Record list
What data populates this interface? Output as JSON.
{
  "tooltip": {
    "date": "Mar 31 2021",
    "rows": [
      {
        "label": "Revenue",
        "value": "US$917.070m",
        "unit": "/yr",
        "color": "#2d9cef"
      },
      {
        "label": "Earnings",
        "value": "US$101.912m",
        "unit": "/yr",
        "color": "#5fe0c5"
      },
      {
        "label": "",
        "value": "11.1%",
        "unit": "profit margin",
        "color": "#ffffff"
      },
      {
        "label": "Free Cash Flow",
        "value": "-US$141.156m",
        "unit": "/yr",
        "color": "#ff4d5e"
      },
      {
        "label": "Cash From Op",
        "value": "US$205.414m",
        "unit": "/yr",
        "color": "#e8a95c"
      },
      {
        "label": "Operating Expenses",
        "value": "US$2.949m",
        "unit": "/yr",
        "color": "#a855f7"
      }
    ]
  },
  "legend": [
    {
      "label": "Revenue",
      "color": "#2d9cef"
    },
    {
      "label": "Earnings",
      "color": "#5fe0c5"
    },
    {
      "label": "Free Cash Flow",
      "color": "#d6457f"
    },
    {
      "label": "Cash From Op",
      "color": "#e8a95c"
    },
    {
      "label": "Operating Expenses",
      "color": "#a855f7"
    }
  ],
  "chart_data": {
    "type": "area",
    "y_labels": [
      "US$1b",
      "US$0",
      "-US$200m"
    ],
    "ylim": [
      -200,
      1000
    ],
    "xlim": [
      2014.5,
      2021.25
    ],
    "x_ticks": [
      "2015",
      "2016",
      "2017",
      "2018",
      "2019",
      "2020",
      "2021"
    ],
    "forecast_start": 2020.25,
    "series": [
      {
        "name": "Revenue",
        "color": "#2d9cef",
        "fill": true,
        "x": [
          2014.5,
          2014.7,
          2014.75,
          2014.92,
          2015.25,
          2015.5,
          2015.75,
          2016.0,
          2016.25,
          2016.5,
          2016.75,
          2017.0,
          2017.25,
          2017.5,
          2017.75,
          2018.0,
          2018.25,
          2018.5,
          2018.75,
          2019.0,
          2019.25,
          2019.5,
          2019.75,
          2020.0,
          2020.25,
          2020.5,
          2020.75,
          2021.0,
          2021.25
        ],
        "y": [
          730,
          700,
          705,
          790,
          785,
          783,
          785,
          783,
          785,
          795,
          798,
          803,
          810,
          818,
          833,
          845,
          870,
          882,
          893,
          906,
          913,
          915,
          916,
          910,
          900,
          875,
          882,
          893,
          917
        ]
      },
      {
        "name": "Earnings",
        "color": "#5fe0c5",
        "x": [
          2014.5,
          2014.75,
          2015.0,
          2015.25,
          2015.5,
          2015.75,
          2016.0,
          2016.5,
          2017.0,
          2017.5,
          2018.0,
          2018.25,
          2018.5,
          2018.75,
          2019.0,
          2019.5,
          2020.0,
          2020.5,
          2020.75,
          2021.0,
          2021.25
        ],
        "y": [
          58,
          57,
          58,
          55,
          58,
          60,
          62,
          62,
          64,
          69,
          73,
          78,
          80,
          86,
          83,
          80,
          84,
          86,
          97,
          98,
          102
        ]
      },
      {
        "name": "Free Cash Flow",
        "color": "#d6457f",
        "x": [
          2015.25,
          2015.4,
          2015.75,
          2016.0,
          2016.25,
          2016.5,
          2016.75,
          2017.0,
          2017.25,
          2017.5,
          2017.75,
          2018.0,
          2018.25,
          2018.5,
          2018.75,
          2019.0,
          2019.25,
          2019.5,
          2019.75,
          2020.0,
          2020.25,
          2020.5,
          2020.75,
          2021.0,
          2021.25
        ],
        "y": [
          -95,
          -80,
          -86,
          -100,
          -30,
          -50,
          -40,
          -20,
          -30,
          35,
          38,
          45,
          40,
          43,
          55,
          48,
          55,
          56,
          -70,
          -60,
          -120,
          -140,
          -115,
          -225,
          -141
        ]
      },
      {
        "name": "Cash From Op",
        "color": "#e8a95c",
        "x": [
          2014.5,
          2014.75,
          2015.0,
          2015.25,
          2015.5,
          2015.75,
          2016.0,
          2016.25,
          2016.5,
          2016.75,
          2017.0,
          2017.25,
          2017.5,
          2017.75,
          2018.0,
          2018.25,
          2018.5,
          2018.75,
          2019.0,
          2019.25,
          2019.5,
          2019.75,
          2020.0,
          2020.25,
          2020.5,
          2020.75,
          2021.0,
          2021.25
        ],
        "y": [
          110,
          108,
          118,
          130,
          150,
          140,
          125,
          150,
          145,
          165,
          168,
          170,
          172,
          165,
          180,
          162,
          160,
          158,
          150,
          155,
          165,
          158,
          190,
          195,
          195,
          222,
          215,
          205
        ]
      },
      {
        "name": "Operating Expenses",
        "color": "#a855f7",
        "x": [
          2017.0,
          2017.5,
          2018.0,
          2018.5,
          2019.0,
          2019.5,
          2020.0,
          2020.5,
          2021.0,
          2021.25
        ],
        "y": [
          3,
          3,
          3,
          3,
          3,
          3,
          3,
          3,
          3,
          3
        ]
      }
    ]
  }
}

Problem details
Give back the data above exactly as it appears.

Output of the task
What data populates this interface? Output as JSON.
{
  "tooltip": {
    "date": "Mar 31 2021",
    "rows": [
      {
        "label": "Revenue",
        "value": "US$917.070m",
        "unit": "/yr",
        "color": "#2d9cef"
      },
      {
        "label": "Earnings",
        "value": "US$101.912m",
        "unit": "/yr",
        "color": "#5fe0c5"
      },
      {
        "label": "",
        "value": "11.1%",
        "unit": "profit margin",
        "color": "#ffffff"
      },
      {
        "label": "Free Cash Flow",
        "value": "-US$141.156m",
        "unit": "/yr",
        "color": "#ff4d5e"
      },
      {
        "label": "Cash From Op",
        "value": "US$205.414m",
        "unit": "/yr",
        "color": "#e8a95c"
      },
      {
        "label": "Operating Expenses",
        "value": "US$2.949m",
        "unit": "/yr",
        "color": "#a855f7"
      }
    ]
  },
  "legend": [
    {
      "label": "Revenue",
      "color": "#2d9cef"
    },
    {
      "label": "Earnings",
      "color": "#5fe0c5"
    },
    {
      "label": "Free Cash Flow",
      "color": "#d6457f"
    },
    {
      "label": "Cash From Op",
      "color": "#e8a95c"
    },
    {
      "label": "Operating Expenses",
      "color": "#a855f7"
    }
  ],
  "chart_data": {
    "type": "area",
    "y_labels": [
      "US$1b",
      "US$0",
      "-US$200m"
    ],
    "ylim": [
      -200,
      1000
    ],
    "xlim": [
      2014.5,
      2021.25
    ],
    "x_ticks": [
      "2015",
      "2016",
      "2017",
      "2018",
      "2019",
      "2020",
      "2021"
    ],
    "forecast_start": 2020.25,
    "series": [
      {
        "name": "Revenue",
        "color": "#2d9cef",
        "fill": true,
        "x": [
          2014.5,
          2014.7,
          2014.75,
          2014.92,
          2015.25,
          2015.5,
          2015.75,
          2016.0,
          2016.25,
          2016.5,
          2016.75,
          2017.0,
          2017.25,
          2017.5,
          2017.75,
          2018.0,
          2018.25,
          2018.5,
          2018.75,
          2019.0,
          2019.25,
          2019.5,
          2019.75,
          2020.0,
          2020.25,
          2020.5,
          2020.75,
          2021.0,
          2021.25
        ],
        "y": [
          730,
          700,
          705,
          790,
          785,
          783,
          785,
          783,
          785,
          795,
          798,
          803,
          810,
          818,
          833,
          845,
          870,
          882,
          893,
          906,
          913,
          915,
          916,
          910,
          900,
          875,
          882,
          893,
          917
        ]
      },
      {
        "name": "Earnings",
        "color": "#5fe0c5",
        "x": [
          2014.5,
          2014.75,
          2015.0,
          2015.25,
          2015.5,
          2015.75,
          2016.0,
          2016.5,
          2017.0,
          2017.5,
          2018.0,
          2018.25,
          2018.5,
          2018.75,
          2019.0,
          2019.5,
          2020.0,
          2020.5,
          2020.75,
          2021.0,
          2021.25
        ],
        "y": [
          58,
          57,
          58,
          55,
          58,
          60,
          62,
          62,
          64,
          69,
          73,
          78,
          80,
          86,
          83,
          80,
          84,
          86,
          97,
          98,
          102
        ]
      },
      {
        "name": "Free Cash Flow",
        "color": "#d6457f",
        "x": [
          2015.25,
          2015.4,
          2015.75,
          2016.0,
          2016.25,
          2016.5,
          2016.75,
          2017.0,
          2017.25,
          2017.5,
          2017.75,
          2018.0,
          2018.25,
          2018.5,
          2018.75,
          2019.0,
          2019.25,
          2019.5,
          2019.75,
          2020.0,
          2020.25,
          2020.5,
          2020.75,
          2021.0,
          2021.25
        ],
        "y": [
          -95,
          -80,
          -86,
          -100,
          -30,
          -50,
          -40,
          -20,
          -30,
          35,
          38,
          45,
          40,
          43,
          55,
          48,
          55,
          56,
          -70,
          -60,
          -120,
          -140,
          -115,
          -225,
          -141
        ]
      },
      {
        "name": "Cash From Op",
        "color": "#e8a95c",
        "x": [
          2014.5,
          2014.75,
          2015.0,
          2015.25,
          2015.5,
          2015.75,
          2016.0,
          2016.25,
          2016.5,
          2016.75,
          2017.0,
          2017.25,
          2017.5,
          2017.75,
          2018.0,
          2018.25,
          2018.5,
          2018.75,
          2019.0,
          2019.25,
          2019.5,
          2019.75,
          2020.0,
          2020.25,
          2020.5,
          2020.75,
          2021.0,
          2021.25
        ],
        "y": [
          110,
          108,
          118,
          130,
          150,
          140,
          125,
          150,
          145,
          165,
          168,
          170,
          172,
          165,
          180,
          162,
          160,
          158,
          150,
          155,
          165,
          158,
          190,
          195,
          195,
          222,
          215,
          205
        ]
      },
      {
        "name": "Operating Expenses",
        "color": "#a855f7",
        "x": [
          2017.0,
          2017.5,
          2018.0,
          2018.5,
          2019.0,
          2019.5,
          2020.0,
          2020.5,
          2021.0,
          2021.25
        ],
        "y": [
          3,
          3,
          3,
          3,
          3,
          3,
          3,
          3,
          3,
          3
        ]
      }
    ]
  }
}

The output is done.